● **Directive**:
Reproduce all entries precisely, down to the last character.

_ _ _ _

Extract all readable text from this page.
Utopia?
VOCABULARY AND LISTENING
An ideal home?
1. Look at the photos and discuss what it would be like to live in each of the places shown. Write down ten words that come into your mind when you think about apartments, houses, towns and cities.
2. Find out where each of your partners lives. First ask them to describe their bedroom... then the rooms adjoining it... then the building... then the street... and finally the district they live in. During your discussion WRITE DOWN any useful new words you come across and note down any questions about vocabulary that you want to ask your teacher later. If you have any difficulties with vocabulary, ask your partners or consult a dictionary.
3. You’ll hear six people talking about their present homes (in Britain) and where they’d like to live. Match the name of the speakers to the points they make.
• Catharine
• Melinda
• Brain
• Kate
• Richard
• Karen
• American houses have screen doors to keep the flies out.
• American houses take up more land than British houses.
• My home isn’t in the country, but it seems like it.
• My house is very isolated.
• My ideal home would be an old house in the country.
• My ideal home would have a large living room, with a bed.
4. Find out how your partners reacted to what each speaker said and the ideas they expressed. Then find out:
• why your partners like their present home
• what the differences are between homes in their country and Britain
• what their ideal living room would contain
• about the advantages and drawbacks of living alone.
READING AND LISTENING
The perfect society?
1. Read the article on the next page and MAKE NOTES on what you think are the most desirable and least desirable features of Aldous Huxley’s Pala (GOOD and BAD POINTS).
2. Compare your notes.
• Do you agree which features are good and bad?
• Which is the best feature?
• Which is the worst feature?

_ _ _ _

● **Exercise response**:
Extract all readable text from this page.
Utopia?
VOCABULARY AND LISTENING
An ideal home?
1. Look at the photos and discuss what it would be like to live in each of the places shown. Write down ten words that come into your mind when you think about apartments, houses, towns and cities.
2. Find out where each of your partners lives. First ask them to describe their bedroom... then the rooms adjoining it... then the building... then the street... and finally the district they live in. During your discussion WRITE DOWN any useful new words you come across and note down any questions about vocabulary that you want to ask your teacher later. If you have any difficulties with vocabulary, ask your partners or consult a dictionary.
3. You’ll hear six people talking about their present homes (in Britain) and where they’d like to live. Match the name of the speakers to the points they make.
• Catharine
• Melinda
• Brain
• Kate
• Richard
• Karen
• American houses have screen doors to keep the flies out.
• American houses take up more land than British houses.
• My home isn’t in the country, but it seems like it.
• My house is very isolated.
• My ideal home would be an old house in the country.
• My ideal home would have a large living room, with a bed.
4. Find out how your partners reacted to what each speaker said and the ideas they expressed. Then find out:
• why your partners like their present home
• what the differences are between homes in their country and Britain
• what their ideal living room would contain
• about the advantages and drawbacks of living alone.
READING AND LISTENING
The perfect society?
1. Read the article on the next page and MAKE NOTES on what you think are the most desirable and least desirable features of Aldous Huxley’s Pala (GOOD and BAD POINTS).
2. Compare your notes.
• Do you agree which features are good and bad?
• Which is the best feature?
• Which is the worst feature?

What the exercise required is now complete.